» **Exercise description**: Reproduce each record exactly.

» **Data rows**:
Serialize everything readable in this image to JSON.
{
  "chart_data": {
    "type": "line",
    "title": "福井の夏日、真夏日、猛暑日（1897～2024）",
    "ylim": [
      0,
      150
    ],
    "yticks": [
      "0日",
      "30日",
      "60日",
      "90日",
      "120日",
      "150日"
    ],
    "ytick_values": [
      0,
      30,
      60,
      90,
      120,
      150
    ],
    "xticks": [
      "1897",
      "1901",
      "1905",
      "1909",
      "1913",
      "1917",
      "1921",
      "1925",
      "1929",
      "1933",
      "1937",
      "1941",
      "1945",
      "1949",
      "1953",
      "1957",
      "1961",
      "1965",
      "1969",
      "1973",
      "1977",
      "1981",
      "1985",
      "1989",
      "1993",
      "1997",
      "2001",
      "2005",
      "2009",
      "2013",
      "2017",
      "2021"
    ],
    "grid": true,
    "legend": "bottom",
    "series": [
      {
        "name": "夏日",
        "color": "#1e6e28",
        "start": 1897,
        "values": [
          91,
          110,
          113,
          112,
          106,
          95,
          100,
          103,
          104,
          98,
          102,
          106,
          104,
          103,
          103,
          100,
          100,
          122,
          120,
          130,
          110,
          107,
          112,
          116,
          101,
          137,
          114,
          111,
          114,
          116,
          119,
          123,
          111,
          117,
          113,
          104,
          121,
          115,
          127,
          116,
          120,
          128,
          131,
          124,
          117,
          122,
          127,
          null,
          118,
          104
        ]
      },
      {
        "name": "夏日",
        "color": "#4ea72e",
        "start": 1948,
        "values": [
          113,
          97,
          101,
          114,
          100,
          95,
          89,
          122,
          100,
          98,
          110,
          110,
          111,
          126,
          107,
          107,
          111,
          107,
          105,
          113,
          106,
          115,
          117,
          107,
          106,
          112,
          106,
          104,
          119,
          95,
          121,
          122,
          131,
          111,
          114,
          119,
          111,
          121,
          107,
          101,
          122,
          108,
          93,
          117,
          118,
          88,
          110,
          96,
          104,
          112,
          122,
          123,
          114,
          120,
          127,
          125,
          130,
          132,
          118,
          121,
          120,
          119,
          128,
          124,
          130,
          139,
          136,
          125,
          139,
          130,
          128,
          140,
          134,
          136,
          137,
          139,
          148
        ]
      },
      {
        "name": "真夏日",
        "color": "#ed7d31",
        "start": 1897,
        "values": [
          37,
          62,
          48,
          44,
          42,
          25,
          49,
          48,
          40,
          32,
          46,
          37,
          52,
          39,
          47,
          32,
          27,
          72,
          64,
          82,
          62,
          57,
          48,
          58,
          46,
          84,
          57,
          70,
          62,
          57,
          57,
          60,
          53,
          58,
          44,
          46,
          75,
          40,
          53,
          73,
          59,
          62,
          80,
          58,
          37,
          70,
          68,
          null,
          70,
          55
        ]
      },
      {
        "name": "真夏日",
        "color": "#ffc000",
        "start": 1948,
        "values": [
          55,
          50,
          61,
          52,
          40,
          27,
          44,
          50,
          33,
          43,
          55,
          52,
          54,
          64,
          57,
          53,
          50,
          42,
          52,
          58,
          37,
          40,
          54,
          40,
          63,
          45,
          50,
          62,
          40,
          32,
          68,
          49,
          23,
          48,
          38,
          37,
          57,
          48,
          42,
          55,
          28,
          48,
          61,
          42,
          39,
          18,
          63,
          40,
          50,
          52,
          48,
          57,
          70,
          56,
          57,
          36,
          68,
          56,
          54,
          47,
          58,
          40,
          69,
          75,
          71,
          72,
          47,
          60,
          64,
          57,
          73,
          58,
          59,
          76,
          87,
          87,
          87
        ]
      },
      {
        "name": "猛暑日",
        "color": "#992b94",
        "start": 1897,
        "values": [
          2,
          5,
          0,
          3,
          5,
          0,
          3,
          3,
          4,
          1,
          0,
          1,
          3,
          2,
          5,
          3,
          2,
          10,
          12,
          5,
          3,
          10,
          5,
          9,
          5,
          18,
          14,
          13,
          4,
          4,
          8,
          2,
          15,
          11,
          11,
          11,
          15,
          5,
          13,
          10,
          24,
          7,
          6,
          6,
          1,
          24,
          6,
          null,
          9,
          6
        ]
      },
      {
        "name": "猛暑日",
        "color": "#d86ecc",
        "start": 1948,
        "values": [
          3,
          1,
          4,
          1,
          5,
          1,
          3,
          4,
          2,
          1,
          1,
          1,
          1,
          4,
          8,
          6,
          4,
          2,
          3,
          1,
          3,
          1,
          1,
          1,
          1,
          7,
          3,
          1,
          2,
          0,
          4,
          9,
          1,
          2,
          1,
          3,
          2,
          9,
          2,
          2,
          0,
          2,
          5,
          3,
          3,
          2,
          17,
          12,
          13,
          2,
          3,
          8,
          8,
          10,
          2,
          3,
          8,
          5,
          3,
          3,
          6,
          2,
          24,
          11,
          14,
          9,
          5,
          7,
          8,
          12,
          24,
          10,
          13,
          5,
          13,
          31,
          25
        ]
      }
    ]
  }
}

» **The output**:
Serialize everything readable in this image to JSON.
{
  "chart_data": {
    "type": "line",
    "title": "福井の夏日、真夏日、猛暑日（1897～2024）",
    "ylim": [
      0,
      150
    ],
    "yticks": [
      "0日",
      "30日",
      "60日",
      "90日",
      "120日",
      "150日"
    ],
    "ytick_values": [
      0,
      30,
      60,
      90,
      120,
      150
    ],
    "xticks": [
      "1897",
      "1901",
      "1905",
      "1909",
      "1913",
      "1917",
      "1921",
      "1925",
      "1929",
      "1933",
      "1937",
      "1941",
      "1945",
      "1949",
      "1953",
      "1957",
      "1961",
      "1965",
      "1969",
      "1973",
      "1977",
      "1981",
      "1985",
      "1989",
      "1993",
      "1997",
      "2001",
      "2005",
      "2009",
      "2013",
      "2017",
      "2021"
    ],
    "grid": true,
    "legend": "bottom",
    "series": [
      {
        "name": "夏日",
        "color": "#1e6e28",
        "start": 1897,
        "values": [
          91,
          110,
          113,
          112,
          106,
          95,
          100,
          103,
          104,
          98,
          102,
          106,
          104,
          103,
          103,
          100,
          100,
          122,
          120,
          130,
          110,
          107,
          112,
          116,
          101,
          137,
          114,
          111,
          114,
          116,
          119,
          123,
          111,
          117,
          113,
          104,
          121,
          115,
          127,
          116,
          120,
          128,
          131,
          124,
          117,
          122,
          127,
          null,
          118,
          104
        ]
      },
      {
        "name": "夏日",
        "color": "#4ea72e",
        "start": 1948,
        "values": [
          113,
          97,
          101,
          114,
          100,
          95,
          89,
          122,
          100,
          98,
          110,
          110,
          111,
          126,
          107,
          107,
          111,
          107,
          105,
          113,
          106,
          115,
          117,
          107,
          106,
          112,
          106,
          104,
          119,
          95,
          121,
          122,
          131,
          111,
          114,
          119,
          111,
          121,
          107,
          101,
          122,
          108,
          93,
          117,
          118,
          88,
          110,
          96,
          104,
          112,
          122,
          123,
          114,
          120,
          127,
          125,
          130,
          132,
          118,
          121,
          120,
          119,
          128,
          124,
          130,
          139,
          136,
          125,
          139,
          130,
          128,
          140,
          134,
          136,
          137,
          139,
          148
        ]
      },
      {
        "name": "真夏日",
        "color": "#ed7d31",
        "start": 1897,
        "values": [
          37,
          62,
          48,
          44,
          42,
          25,
          49,
          48,
          40,
          32,
          46,
          37,
          52,
          39,
          47,
          32,
          27,
          72,
          64,
          82,
          62,
          57,
          48,
          58,
          46,
          84,
          57,
          70,
          62,
          57,
          57,
          60,
          53,
          58,
          44,
          46,
          75,
          40,
          53,
          73,
          59,
          62,
          80,
          58,
          37,
          70,
          68,
          null,
          70,
          55
        ]
      },
      {
        "name": "真夏日",
        "color": "#ffc000",
        "start": 1948,
        "values": [
          55,
          50,
          61,
          52,
          40,
          27,
          44,
          50,
          33,
          43,
          55,
          52,
          54,
          64,
          57,
          53,
          50,
          42,
          52,
          58,
          37,
          40,
          54,
          40,
          63,
          45,
          50,
          62,
          40,
          32,
          68,
          49,
          23,
          48,
          38,
          37,
          57,
          48,
          42,
          55,
          28,
          48,
          61,
          42,
          39,
          18,
          63,
          40,
          50,
          52,
          48,
          57,
          70,
          56,
          57,
          36,
          68,
          56,
          54,
          47,
          58,
          40,
          69,
          75,
          71,
          72,
          47,
          60,
          64,
          57,
          73,
          58,
          59,
          76,
          87,
          87,
          87
        ]
      },
      {
        "name": "猛暑日",
        "color": "#992b94",
        "start": 1897,
        "values": [
          2,
          5,
          0,
          3,
          5,
          0,
          3,
          3,
          4,
          1,
          0,
          1,
          3,
          2,
          5,
          3,
          2,
          10,
          12,
          5,
          3,
          10,
          5,
          9,
          5,
          18,
          14,
          13,
          4,
          4,
          8,
          2,
          15,
          11,
          11,
          11,
          15,
          5,
          13,
          10,
          24,
          7,
          6,
          6,
          1,
          24,
          6,
          null,
          9,
          6
        ]
      },
      {
        "name": "猛暑日",
        "color": "#d86ecc",
        "start": 1948,
        "values": [
          3,
          1,
          4,
          1,
          5,
          1,
          3,
          4,
          2,
          1,
          1,
          1,
          1,
          4,
          8,
          6,
          4,
          2,
          3,
          1,
          3,
          1,
          1,
          1,
          1,
          7,
          3,
          1,
          2,
          0,
          4,
          9,
          1,
          2,
          1,
          3,
          2,
          9,
          2,
          2,
          0,
          2,
          5,
          3,
          3,
          2,
          17,
          12,
          13,
          2,
          3,
          8,
          8,
          10,
          2,
          3,
          8,
          5,
          3,
          3,
          6,
          2,
          24,
          11,
          14,
          9,
          5,
          7,
          8,
          12,
          24,
          10,
          13,
          5,
          13,
          31,
          25
        ]
      }
    ]
  }
}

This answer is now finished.